◆ **SET TASK**: Extract the data exactly, missing nothing.

[Records from a collection of figures]
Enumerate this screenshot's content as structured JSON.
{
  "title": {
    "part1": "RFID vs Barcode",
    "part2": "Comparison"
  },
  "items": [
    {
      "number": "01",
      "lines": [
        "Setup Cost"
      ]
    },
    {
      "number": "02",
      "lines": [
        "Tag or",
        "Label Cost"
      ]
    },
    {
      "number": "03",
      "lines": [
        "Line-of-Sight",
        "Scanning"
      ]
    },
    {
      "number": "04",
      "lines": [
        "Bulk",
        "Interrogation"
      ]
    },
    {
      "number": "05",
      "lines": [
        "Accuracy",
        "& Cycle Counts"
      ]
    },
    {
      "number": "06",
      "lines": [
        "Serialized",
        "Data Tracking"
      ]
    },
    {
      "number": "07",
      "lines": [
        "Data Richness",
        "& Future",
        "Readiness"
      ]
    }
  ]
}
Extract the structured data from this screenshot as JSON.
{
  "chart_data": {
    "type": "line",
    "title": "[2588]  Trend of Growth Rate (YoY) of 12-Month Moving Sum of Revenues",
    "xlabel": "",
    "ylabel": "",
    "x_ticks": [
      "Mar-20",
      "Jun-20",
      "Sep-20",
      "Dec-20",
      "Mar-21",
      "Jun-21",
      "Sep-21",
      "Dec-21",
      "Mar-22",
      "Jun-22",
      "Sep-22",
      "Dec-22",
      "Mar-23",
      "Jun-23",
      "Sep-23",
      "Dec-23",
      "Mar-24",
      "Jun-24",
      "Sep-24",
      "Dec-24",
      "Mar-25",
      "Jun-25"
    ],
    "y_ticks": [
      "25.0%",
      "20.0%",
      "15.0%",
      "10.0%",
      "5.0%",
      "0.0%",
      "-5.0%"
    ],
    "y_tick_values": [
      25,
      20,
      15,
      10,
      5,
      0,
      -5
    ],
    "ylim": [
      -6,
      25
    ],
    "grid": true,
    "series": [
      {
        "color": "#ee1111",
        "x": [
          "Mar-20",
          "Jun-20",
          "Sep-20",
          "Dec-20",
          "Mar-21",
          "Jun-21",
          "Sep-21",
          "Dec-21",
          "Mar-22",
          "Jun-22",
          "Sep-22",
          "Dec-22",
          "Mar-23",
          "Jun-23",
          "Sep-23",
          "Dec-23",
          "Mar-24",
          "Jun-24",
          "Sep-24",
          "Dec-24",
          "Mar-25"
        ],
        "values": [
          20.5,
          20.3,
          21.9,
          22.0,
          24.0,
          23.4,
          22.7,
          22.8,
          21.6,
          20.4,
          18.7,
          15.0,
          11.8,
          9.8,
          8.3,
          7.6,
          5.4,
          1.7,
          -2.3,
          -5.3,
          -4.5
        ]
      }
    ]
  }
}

◆ **THE SOLUTION**:
Enumerate this screenshot's content as structured JSON.
{
  "title": {
    "part1": "RFID vs Barcode",
    "part2": "Comparison"
  },
  "items": [
    {
      "number": "01",
      "lines": [
        "Setup Cost"
      ]
    },
    {
      "number": "02",
      "lines": [
        "Tag or",
        "Label Cost"
      ]
    },
    {
      "number": "03",
      "lines": [
        "Line-of-Sight",
        "Scanning"
      ]
    },
    {
      "number": "04",
      "lines": [
        "Bulk",
        "Interrogation"
      ]
    },
    {
      "number": "05",
      "lines": [
        "Accuracy",
        "& Cycle Counts"
      ]
    },
    {
      "number": "06",
      "lines": [
        "Serialized",
        "Data Tracking"
      ]
    },
    {
      "number": "07",
      "lines": [
        "Data Richness",
        "& Future",
        "Readiness"
      ]
    }
  ]
}
Extract the structured data from this screenshot as JSON.
{
  "chart_data": {
    "type": "line",
    "title": "[2588]  Trend of Growth Rate (YoY) of 12-Month Moving Sum of Revenues",
    "xlabel": "",
    "ylabel": "",
    "x_ticks": [
      "Mar-20",
      "Jun-20",
      "Sep-20",
      "Dec-20",
      "Mar-21",
      "Jun-21",
      "Sep-21",
      "Dec-21",
      "Mar-22",
      "Jun-22",
      "Sep-22",
      "Dec-22",
      "Mar-23",
      "Jun-23",
      "Sep-23",
      "Dec-23",
      "Mar-24",
      "Jun-24",
      "Sep-24",
      "Dec-24",
      "Mar-25",
      "Jun-25"
    ],
    "y_ticks": [
      "25.0%",
      "20.0%",
      "15.0%",
      "10.0%",
      "5.0%",
      "0.0%",
      "-5.0%"
    ],
    "y_tick_values": [
      25,
      20,
      15,
      10,
      5,
      0,
      -5
    ],
    "ylim": [
      -6,
      25
    ],
    "grid": true,
    "series": [
      {
        "color": "#ee1111",
        "x": [
          "Mar-20",
          "Jun-20",
          "Sep-20",
          "Dec-20",
          "Mar-21",
          "Jun-21",
          "Sep-21",
          "Dec-21",
          "Mar-22",
          "Jun-22",
          "Sep-22",
          "Dec-22",
          "Mar-23",
          "Jun-23",
          "Sep-23",
          "Dec-23",
          "Mar-24",
          "Jun-24",
          "Sep-24",
          "Dec-24",
          "Mar-25"
        ],
        "values": [
          20.5,
          20.3,
          21.9,
          22.0,
          24.0,
          23.4,
          22.7,
          22.8,
          21.6,
          20.4,
          18.7,
          15.0,
          11.8,
          9.8,
          8.3,
          7.6,
          5.4,
          1.7,
          -2.3,
          -5.3,
          -4.5
        ]
      }
    ]
  }
}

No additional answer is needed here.